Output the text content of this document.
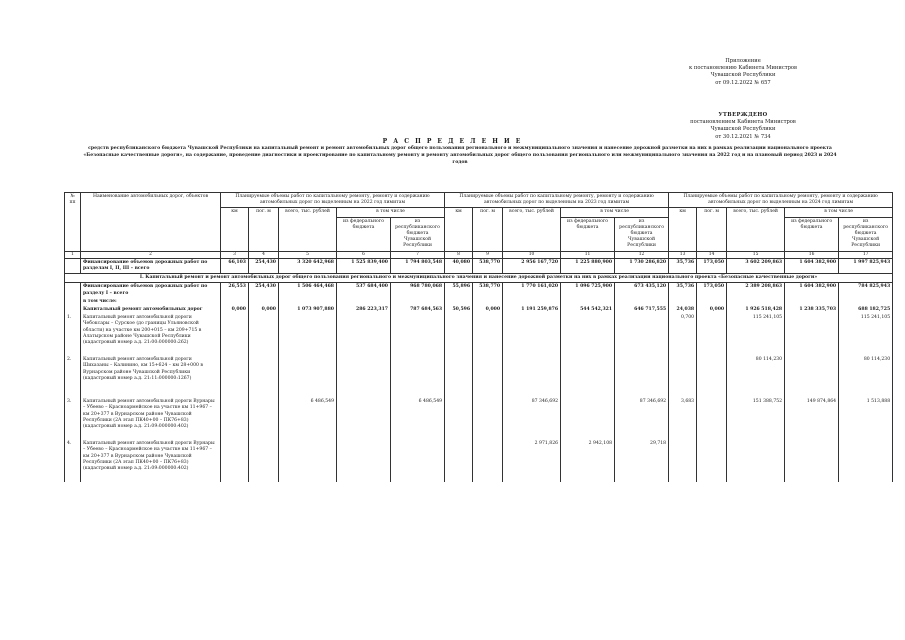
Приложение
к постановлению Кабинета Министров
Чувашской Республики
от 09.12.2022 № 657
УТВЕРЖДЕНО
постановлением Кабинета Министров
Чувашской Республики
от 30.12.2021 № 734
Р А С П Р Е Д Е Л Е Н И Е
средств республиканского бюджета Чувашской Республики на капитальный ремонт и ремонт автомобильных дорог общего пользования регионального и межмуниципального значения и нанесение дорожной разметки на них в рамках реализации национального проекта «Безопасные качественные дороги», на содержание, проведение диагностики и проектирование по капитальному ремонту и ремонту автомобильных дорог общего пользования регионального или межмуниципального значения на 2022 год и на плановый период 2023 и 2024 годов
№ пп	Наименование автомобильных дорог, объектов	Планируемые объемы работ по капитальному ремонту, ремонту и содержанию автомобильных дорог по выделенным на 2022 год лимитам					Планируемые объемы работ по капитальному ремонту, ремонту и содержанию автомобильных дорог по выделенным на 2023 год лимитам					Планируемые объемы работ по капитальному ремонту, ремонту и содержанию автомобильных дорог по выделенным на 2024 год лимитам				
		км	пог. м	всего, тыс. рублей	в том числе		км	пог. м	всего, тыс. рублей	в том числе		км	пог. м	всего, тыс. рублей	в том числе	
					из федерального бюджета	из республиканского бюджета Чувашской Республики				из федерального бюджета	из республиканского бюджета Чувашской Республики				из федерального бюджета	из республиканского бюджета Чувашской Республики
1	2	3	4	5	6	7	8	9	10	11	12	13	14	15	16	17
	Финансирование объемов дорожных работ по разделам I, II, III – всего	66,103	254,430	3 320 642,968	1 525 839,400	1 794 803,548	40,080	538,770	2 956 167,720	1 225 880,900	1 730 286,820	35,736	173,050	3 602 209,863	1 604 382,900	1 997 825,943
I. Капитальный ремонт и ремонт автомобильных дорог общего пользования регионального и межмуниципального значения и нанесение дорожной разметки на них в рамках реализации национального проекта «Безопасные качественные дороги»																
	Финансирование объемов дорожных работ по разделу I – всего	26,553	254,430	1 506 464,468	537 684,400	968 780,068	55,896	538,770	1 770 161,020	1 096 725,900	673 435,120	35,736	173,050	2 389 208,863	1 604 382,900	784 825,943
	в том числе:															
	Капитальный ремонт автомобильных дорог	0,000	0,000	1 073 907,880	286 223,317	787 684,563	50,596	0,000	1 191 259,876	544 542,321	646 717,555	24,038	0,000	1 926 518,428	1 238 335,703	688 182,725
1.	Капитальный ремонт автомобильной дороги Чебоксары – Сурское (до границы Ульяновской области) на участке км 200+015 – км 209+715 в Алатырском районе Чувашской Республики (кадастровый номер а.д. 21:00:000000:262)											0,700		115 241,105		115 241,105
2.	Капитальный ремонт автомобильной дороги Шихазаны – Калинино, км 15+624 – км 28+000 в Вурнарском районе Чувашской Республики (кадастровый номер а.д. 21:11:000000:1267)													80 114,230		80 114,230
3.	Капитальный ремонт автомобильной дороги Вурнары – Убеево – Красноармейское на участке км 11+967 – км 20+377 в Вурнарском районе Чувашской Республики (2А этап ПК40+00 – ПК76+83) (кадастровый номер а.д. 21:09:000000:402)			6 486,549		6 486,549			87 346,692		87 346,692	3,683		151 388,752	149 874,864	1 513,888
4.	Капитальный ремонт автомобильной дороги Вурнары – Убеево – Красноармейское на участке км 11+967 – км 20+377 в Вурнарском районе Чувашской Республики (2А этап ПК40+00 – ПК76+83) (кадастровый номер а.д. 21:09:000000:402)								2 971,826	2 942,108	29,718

__________________________________________________

Aim >> Take the listing and print it again exactly, but without any pictures.

Output for this exercise >>
Output the text content of this document.
Приложение
к постановлению Кабинета Министров
Чувашской Республики
от 09.12.2022 № 657
УТВЕРЖДЕНО
постановлением Кабинета Министров
Чувашской Республики
от 30.12.2021 № 734
Р А С П Р Е Д Е Л Е Н И Е
средств республиканского бюджета Чувашской Республики на капитальный ремонт и ремонт автомобильных дорог общего пользования регионального и межмуниципального значения и нанесение дорожной разметки на них в рамках реализации национального проекта «Безопасные качественные дороги», на содержание, проведение диагностики и проектирование по капитальному ремонту и ремонту автомобильных дорог общего пользования регионального или межмуниципального значения на 2022 год и на плановый период 2023 и 2024 годов
№ пп	Наименование автомобильных дорог, объектов	Планируемые объемы работ по капитальному ремонту, ремонту и содержанию автомобильных дорог по выделенным на 2022 год лимитам					Планируемые объемы работ по капитальному ремонту, ремонту и содержанию автомобильных дорог по выделенным на 2023 год лимитам					Планируемые объемы работ по капитальному ремонту, ремонту и содержанию автомобильных дорог по выделенным на 2024 год лимитам				
		км	пог. м	всего, тыс. рублей	в том числе		км	пог. м	всего, тыс. рублей	в том числе		км	пог. м	всего, тыс. рублей	в том числе	
					из федерального бюджета	из республиканского бюджета Чувашской Республики				из федерального бюджета	из республиканского бюджета Чувашской Республики				из федерального бюджета	из республиканского бюджета Чувашской Республики
1	2	3	4	5	6	7	8	9	10	11	12	13	14	15	16	17
	Финансирование объемов дорожных работ по разделам I, II, III – всего	66,103	254,430	3 320 642,968	1 525 839,400	1 794 803,548	40,080	538,770	2 956 167,720	1 225 880,900	1 730 286,820	35,736	173,050	3 602 209,863	1 604 382,900	1 997 825,943
I. Капитальный ремонт и ремонт автомобильных дорог общего пользования регионального и межмуниципального значения и нанесение дорожной разметки на них в рамках реализации национального проекта «Безопасные качественные дороги»																
	Финансирование объемов дорожных работ по разделу I – всего	26,553	254,430	1 506 464,468	537 684,400	968 780,068	55,896	538,770	1 770 161,020	1 096 725,900	673 435,120	35,736	173,050	2 389 208,863	1 604 382,900	784 825,943
	в том числе:															
	Капитальный ремонт автомобильных дорог	0,000	0,000	1 073 907,880	286 223,317	787 684,563	50,596	0,000	1 191 259,876	544 542,321	646 717,555	24,038	0,000	1 926 518,428	1 238 335,703	688 182,725
1.	Капитальный ремонт автомобильной дороги Чебоксары – Сурское (до границы Ульяновской области) на участке км 200+015 – км 209+715 в Алатырском районе Чувашской Республики (кадастровый номер а.д. 21:00:000000:262)											0,700		115 241,105		115 241,105
2.	Капитальный ремонт автомобильной дороги Шихазаны – Калинино, км 15+624 – км 28+000 в Вурнарском районе Чувашской Республики (кадастровый номер а.д. 21:11:000000:1267)													80 114,230		80 114,230
3.	Капитальный ремонт автомобильной дороги Вурнары – Убеево – Красноармейское на участке км 11+967 – км 20+377 в Вурнарском районе Чувашской Республики (2А этап ПК40+00 – ПК76+83) (кадастровый номер а.д. 21:09:000000:402)			6 486,549		6 486,549			87 346,692		87 346,692	3,683		151 388,752	149 874,864	1 513,888
4.	Капитальный ремонт автомобильной дороги Вурнары – Убеево – Красноармейское на участке км 11+967 – км 20+377 в Вурнарском районе Чувашской Республики (2А этап ПК40+00 – ПК76+83) (кадастровый номер а.д. 21:09:000000:402)								2 971,826	2 942,108	29,718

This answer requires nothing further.